OBJECTIVE: Among the following entries, count the lines that contain "optA" and report only the result.

========================

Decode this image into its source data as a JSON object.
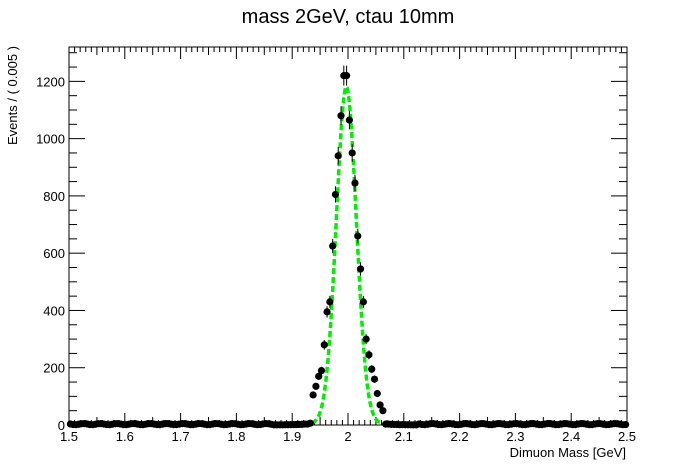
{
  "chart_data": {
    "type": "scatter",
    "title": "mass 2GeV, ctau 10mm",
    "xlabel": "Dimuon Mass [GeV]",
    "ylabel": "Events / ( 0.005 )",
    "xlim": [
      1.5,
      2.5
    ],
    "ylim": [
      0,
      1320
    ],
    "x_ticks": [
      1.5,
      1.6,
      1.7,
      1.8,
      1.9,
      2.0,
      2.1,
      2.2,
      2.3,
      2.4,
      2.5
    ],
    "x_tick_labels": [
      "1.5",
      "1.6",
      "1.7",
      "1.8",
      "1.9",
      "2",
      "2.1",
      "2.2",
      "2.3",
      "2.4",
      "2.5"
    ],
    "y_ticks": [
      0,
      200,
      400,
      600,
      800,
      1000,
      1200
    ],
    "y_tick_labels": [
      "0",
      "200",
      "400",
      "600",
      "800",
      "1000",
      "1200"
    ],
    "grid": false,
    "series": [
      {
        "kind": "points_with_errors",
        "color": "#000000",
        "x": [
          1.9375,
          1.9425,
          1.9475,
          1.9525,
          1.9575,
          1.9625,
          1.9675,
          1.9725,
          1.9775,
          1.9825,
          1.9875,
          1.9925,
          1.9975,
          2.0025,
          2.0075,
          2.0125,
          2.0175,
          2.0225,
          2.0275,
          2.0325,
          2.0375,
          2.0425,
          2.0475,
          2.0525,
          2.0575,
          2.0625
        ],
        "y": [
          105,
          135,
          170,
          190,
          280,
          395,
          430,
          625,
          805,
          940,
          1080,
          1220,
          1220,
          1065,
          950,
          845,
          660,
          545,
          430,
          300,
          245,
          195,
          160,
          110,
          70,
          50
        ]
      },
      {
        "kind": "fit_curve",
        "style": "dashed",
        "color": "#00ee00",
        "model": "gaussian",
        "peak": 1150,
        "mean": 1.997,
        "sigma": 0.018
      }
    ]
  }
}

========================

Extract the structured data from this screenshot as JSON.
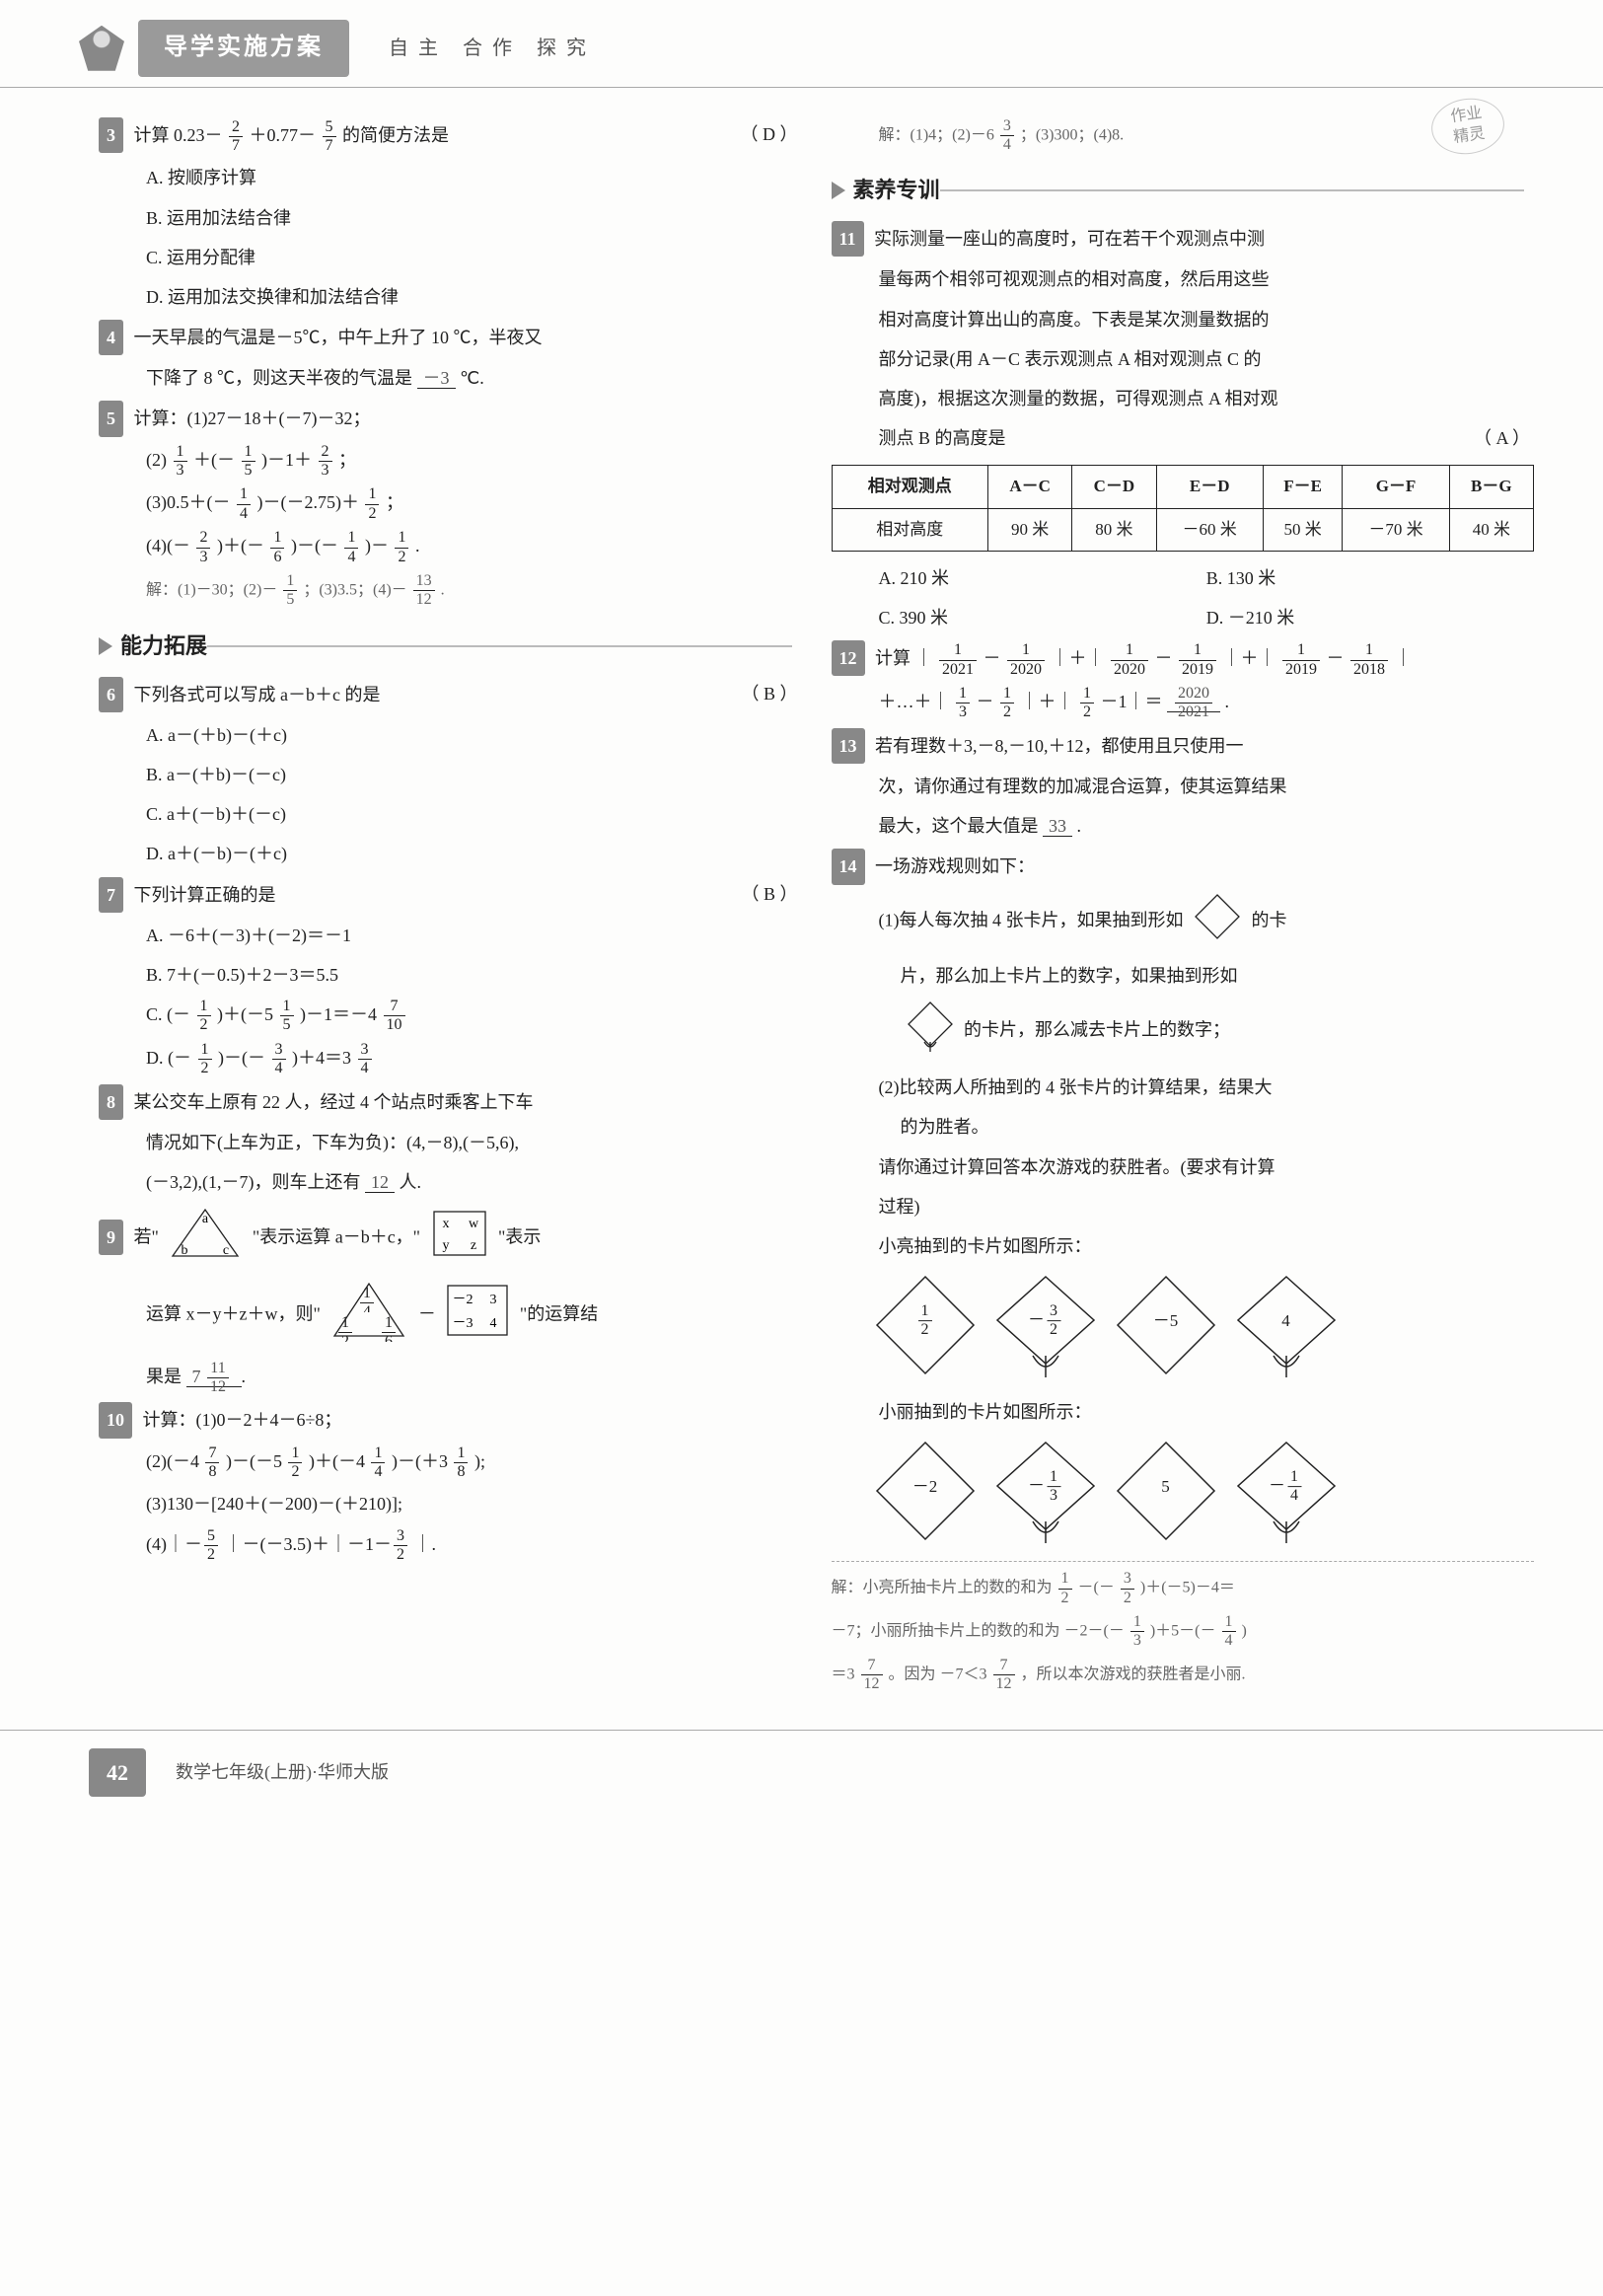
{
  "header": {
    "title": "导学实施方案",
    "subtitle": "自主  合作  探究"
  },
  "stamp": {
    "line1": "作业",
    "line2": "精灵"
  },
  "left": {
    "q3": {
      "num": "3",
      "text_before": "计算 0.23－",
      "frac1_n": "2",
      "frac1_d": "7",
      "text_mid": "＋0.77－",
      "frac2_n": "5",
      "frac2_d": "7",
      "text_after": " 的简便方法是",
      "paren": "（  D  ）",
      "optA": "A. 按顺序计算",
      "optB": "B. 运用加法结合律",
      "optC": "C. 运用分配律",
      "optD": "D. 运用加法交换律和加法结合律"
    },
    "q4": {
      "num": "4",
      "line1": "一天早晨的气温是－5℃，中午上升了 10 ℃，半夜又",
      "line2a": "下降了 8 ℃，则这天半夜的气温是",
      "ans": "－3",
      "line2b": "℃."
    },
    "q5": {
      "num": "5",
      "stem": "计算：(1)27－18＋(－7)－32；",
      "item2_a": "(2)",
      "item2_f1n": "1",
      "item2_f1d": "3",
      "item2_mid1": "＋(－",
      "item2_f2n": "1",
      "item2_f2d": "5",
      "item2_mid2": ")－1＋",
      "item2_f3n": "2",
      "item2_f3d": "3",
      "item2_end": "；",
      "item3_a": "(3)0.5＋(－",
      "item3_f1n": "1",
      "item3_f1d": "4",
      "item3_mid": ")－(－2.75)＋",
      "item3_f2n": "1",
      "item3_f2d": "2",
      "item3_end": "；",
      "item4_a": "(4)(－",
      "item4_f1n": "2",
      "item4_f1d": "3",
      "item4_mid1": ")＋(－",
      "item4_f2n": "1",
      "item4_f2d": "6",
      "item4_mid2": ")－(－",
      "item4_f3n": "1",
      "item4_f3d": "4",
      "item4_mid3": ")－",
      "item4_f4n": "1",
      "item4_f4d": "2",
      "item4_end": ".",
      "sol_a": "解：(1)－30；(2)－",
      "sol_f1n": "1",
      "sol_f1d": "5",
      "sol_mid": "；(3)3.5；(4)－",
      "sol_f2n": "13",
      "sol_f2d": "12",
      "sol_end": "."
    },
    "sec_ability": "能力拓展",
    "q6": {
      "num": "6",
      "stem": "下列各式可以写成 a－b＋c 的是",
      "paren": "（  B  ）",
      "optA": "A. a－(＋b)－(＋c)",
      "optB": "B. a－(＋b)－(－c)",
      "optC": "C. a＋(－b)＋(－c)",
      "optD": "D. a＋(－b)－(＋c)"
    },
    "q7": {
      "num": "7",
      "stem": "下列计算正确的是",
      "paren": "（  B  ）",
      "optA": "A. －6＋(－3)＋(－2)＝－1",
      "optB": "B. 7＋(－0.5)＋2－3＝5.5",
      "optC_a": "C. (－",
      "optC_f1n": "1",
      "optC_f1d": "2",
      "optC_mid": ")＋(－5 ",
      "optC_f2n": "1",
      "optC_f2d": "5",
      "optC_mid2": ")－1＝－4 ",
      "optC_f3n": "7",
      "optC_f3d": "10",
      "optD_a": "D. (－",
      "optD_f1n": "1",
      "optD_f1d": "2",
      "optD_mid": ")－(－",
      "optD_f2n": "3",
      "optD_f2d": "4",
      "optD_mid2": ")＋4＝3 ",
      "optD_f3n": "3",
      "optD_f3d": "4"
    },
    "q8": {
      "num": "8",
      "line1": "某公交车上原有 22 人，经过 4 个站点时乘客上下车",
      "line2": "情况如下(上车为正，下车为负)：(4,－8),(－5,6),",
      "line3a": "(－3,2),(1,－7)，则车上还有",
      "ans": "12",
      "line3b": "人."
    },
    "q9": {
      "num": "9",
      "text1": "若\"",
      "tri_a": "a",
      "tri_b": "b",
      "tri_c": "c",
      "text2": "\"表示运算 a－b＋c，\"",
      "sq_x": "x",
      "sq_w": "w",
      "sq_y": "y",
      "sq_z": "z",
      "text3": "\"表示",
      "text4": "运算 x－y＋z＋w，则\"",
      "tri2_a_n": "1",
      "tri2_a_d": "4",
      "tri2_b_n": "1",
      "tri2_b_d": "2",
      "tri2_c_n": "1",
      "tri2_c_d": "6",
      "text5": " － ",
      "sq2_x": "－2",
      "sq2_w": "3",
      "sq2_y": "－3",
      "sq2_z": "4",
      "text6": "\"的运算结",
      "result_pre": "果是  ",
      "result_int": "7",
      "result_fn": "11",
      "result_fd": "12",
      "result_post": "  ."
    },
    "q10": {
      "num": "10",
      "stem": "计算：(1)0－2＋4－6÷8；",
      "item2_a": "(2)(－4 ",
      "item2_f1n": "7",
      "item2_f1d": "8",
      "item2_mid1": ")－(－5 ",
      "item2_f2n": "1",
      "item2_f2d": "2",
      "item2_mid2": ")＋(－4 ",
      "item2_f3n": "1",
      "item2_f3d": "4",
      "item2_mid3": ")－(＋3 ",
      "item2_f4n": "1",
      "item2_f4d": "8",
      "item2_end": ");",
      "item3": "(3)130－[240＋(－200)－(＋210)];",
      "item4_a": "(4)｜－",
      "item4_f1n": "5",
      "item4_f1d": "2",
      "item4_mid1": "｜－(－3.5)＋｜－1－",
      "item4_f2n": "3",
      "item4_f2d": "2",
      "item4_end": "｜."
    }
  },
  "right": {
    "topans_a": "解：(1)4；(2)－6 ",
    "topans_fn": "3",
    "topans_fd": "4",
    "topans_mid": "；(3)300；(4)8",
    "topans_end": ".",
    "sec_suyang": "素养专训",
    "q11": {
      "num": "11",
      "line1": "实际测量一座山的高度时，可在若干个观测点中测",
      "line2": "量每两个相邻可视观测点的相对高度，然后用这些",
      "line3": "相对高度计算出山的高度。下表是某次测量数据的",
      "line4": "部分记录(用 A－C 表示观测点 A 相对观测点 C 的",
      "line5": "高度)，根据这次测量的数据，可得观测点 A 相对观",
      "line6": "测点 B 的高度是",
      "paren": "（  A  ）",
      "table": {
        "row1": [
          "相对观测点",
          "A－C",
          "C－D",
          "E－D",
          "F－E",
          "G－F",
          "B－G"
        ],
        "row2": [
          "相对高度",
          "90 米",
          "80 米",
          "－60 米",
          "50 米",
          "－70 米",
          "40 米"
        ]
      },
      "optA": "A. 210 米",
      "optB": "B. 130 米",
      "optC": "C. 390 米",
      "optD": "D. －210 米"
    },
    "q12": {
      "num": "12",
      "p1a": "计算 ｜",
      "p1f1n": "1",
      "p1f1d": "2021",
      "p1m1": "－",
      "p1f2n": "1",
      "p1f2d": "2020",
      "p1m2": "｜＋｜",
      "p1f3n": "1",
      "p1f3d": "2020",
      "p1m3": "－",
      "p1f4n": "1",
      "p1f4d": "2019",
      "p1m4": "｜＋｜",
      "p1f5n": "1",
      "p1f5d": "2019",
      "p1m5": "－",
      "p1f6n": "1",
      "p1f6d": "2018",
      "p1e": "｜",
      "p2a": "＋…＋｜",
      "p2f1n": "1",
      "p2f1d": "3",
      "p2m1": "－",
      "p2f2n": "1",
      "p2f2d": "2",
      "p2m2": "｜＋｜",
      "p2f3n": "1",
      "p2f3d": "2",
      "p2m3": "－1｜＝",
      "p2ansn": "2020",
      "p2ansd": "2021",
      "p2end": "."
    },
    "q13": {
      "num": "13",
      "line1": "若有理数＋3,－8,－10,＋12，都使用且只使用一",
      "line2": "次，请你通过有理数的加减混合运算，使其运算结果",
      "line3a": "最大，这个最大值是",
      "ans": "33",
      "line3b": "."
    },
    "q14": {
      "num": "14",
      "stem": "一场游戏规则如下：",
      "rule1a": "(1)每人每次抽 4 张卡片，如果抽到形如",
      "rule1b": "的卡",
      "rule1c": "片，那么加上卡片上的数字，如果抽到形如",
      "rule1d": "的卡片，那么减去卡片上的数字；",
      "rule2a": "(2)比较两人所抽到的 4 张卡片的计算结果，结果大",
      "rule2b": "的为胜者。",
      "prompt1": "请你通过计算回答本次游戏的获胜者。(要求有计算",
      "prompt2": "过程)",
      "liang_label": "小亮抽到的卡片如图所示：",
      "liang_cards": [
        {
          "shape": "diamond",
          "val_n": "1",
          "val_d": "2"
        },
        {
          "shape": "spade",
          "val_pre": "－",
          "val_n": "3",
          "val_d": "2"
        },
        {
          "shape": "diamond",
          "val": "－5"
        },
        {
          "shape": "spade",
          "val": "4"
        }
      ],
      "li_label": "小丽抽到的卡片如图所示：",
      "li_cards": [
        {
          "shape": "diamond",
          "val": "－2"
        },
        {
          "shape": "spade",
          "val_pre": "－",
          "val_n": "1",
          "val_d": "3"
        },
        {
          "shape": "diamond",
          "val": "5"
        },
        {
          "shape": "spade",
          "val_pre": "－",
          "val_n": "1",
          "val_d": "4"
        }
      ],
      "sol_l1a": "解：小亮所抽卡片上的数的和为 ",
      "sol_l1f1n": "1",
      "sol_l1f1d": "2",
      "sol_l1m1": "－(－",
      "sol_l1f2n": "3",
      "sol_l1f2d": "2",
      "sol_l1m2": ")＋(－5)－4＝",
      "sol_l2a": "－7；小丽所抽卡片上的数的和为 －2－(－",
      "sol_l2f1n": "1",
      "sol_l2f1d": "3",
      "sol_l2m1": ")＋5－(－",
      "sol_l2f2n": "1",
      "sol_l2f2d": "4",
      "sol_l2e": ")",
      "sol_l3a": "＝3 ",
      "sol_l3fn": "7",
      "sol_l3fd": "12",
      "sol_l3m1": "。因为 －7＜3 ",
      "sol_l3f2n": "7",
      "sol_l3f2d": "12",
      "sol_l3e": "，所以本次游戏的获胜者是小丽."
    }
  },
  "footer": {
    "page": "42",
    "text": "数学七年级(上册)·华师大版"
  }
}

========================

EXERCISE RESPONSE: 4